§ **Ejercicio escrito 1**: En el texto sobre los conflictos en la España de comienzos del siglo XX, ¿por qué la Semana Trágica de Barcelona fue más que un conflicto social ordinario? Contesta en una a tres oraciones.
§ **Ejercicio escrito 2**: Prosigue el texto sobre los conflictos en la España de comienzos del siglo XX a partir de su última oración.

§ **Texto extraído**:
┏━━

El conflicto a nivel pedagógico se expresa también en el enfrentamiento con las escuelas racionalistas (del tronco de la Escuela Moderna de Ferrer). Varios autores (Josep Benet, Ulmann) han hecho ver cómo los ataques más violentos en la semana trágica de Barcelona lo fueron contra instituciones religiosas de orden escolar además de los conventos, etc. (No se olvide el fuerte anticlericalismo de los radicales que participaron muy activamente en estos hechos). El tema de la semana trágica nos lleva a otro conflicto básico, el social. Los primeros avances de la industrialización en algunos enclaves acarrean mayores concentraciones de clase obrera y, tras el inevitable proceso ideológico y a veces de toma de conciencia, al reforzamiento de las organizaciones obreras; como hemos dicho más arriba, éstas serán primero sociedades de oficio, de resistencia. La ideología anarquista desempeña un papel importante por la obsesión en declarar huelgas generales «revolucionarias» (La Coruña, 1901, Barcelona, 1902), que quebrantan duramente las sociedades obreras. Pero otras huelgas, como la de Mieres (1906), «la huelgona», fueron de orientación socialista y también de mal resultado para el sindicato minero, en este caso.

La huelga semi-insurreccional de Barcelona (Semana Trágica) fue más que un conflicto social ordinario; fue el enfrentamiento de los trabajadores contra la política de guerra en Marruecos del gobierno Maura, a la vez que una explosión anticlerical y antiestatalista. Fue una revolución acéfala condenada a fracasar. Sería imposible relatar ni siquiera los grandes conflictos sociales (los de Vizcaya, sobre todo con la conquista de la nueva jornada de trabajo por los mineros, la prolongada huelga de Riotinto, la de ferrocarriles, etc.). Conflictos marcados por reivindicaciones de jornada, salario o por el reconocimiento de la personalidad sindical. A través de esos conflictos en zonas más industrializadas los sindicatos o sociedades de oficios se fueron convirtiendo en sindicatos de industria abarcando a todos los trabajadores de un ramo industrial.

En fin, el cuadro de conflictos básicos se completa por el que se da, cada vez con mayor fuerza, entre los partidos nacionalistas de Cataluña y País Vasco y sus seguidores y electores, y el poder central. No obstante, los catalanes consiguieron que el gobierno central aceptase las bases de una Mancomunidad de Cataluña que unificaba servicios administrativos, docentes, técnicos, etc. de las cuatro provincias catalanas (abril de 1914).

┗━━

§ **Filas de datos**:

┏━━

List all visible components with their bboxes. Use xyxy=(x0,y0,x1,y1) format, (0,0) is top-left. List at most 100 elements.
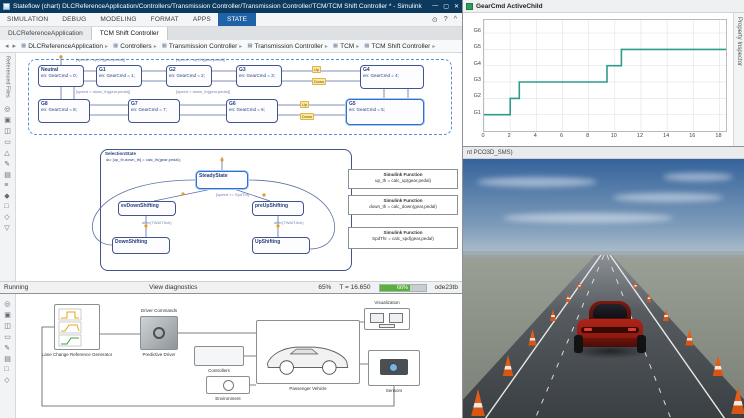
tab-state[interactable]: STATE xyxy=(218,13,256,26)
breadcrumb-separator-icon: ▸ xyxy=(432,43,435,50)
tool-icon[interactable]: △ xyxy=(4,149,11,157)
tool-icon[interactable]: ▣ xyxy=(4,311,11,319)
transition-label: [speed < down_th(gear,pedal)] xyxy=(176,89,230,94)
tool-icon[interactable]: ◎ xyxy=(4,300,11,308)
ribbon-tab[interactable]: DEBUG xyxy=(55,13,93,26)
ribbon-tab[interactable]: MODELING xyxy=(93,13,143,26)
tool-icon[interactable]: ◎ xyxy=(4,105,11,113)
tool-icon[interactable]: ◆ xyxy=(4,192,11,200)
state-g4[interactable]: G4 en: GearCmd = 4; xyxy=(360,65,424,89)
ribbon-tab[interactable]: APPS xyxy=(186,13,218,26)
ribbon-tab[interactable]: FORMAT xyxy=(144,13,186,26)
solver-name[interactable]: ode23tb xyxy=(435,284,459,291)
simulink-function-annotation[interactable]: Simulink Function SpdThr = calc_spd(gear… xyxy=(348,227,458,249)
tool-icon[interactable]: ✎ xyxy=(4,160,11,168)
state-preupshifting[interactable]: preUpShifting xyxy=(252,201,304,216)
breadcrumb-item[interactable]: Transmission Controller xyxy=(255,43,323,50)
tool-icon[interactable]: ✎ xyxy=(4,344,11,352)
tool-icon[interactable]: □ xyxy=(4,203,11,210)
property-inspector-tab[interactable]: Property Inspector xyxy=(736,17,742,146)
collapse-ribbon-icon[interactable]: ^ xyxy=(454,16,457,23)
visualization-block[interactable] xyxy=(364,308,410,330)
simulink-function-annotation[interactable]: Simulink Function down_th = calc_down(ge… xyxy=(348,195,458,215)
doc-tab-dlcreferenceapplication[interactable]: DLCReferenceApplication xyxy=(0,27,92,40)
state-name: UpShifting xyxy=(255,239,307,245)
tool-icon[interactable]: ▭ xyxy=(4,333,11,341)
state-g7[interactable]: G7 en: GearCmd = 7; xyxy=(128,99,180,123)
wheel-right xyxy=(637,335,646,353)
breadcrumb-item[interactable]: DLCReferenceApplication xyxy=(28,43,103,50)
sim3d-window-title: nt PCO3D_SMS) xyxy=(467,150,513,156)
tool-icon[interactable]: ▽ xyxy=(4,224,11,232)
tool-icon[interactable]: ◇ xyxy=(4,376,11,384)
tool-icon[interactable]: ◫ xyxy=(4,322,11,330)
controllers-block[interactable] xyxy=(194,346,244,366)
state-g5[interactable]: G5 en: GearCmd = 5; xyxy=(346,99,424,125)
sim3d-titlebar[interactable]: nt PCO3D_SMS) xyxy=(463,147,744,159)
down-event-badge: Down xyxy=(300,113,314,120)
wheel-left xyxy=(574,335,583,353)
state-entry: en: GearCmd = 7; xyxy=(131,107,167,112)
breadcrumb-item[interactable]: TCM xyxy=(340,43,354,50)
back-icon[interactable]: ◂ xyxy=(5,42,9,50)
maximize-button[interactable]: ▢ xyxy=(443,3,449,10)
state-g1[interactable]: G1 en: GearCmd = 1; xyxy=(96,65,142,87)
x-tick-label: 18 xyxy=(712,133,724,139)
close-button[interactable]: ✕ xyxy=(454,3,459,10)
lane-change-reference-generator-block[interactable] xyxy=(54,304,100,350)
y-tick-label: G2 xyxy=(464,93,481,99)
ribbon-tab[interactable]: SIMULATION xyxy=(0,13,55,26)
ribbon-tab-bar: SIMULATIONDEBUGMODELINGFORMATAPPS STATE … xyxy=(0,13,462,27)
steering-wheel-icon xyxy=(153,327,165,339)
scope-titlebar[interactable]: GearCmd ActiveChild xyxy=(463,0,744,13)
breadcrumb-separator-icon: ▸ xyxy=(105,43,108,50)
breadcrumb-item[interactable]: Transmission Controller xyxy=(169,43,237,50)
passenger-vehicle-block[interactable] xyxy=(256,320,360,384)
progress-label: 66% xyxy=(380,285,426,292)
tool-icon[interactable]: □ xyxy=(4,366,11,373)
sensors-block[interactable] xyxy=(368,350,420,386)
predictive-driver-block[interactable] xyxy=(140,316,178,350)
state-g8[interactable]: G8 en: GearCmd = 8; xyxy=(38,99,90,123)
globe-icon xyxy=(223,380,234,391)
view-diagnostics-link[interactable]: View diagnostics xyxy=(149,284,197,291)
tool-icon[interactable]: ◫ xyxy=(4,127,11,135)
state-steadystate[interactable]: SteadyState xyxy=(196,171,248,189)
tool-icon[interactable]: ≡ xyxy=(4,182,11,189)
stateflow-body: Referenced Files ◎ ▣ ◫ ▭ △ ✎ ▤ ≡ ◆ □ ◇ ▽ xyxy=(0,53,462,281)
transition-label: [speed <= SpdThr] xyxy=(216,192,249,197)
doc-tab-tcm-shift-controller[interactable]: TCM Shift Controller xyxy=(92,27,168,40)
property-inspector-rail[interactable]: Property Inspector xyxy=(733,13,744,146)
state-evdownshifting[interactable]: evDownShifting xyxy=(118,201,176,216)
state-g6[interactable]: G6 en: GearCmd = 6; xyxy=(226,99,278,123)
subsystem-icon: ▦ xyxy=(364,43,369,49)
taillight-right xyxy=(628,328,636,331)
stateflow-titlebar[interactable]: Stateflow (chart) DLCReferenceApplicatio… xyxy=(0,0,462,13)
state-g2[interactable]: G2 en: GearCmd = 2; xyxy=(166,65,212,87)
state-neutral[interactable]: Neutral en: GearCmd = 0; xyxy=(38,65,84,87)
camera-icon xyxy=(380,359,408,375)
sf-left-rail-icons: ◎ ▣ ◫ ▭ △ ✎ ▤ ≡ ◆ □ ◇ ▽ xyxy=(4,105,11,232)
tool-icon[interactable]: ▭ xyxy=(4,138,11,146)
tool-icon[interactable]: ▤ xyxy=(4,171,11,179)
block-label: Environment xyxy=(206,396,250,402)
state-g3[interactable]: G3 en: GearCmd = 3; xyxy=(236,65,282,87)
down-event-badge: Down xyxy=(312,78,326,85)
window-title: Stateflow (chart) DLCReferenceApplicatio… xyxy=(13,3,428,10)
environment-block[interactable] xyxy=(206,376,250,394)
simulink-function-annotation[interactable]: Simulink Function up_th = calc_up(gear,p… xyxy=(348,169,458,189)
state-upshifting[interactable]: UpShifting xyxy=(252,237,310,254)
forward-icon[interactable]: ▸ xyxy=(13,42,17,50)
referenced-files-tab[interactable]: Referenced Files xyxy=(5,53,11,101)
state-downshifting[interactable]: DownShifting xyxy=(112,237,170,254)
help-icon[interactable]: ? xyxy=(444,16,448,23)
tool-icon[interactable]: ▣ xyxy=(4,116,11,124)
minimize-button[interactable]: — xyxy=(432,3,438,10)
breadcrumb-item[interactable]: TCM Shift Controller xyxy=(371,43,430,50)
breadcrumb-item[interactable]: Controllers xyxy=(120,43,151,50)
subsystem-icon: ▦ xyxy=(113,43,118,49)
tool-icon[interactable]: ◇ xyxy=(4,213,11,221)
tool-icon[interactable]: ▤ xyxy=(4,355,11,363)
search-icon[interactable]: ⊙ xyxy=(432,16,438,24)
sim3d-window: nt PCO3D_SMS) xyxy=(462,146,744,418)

┗━━

§ **Respuesta esperada 1**: La Semana Trágica fue más que un conflicto social ordinario porque fue el enfrentamiento de los trabajadores contra la política de guerra en Marruecos del gobierno Maura. A la vez, fue una explosión anticlerical y antiestatalista.

§ **Respuesta esperada 2**:
En resumidas cuentas, la política española (del Estado, los partidos, la sociedad civil) no aceptó sino formalmente las pautas de modernización del siglo: Estado de soberanía compartida, donde la representación nacional era una farsa, en la que colaboraban los jefes de los partidos y su aparato básico. La tendencia a la intervención por parte del aparato militar era una disfunción permanente, que no había de favorecer en nada la modernización. Los partidos del régimen, en plena crisis de hegemonía y de disgregación orgánica, que anunciaba la próxima crisis del Estado, no habían alcanzado un grado medio de europeización. La Iglesia, que aceptaba de mal grado la pérdida de su hegemonía ideológica, seguía viendo enemigos luciferinos en los gobiernos liberales o conservadores (más en los primeros, desde luego) y temía el anticlericalismo de republicanos lerrouxistas o de Blasco, así como de la clase obrera (en estos medios aumentaba la secularización de actos de la vida civil). Ese mismo anticlericalismo denotaba cierto arcaísmo en los movimientos obreros […].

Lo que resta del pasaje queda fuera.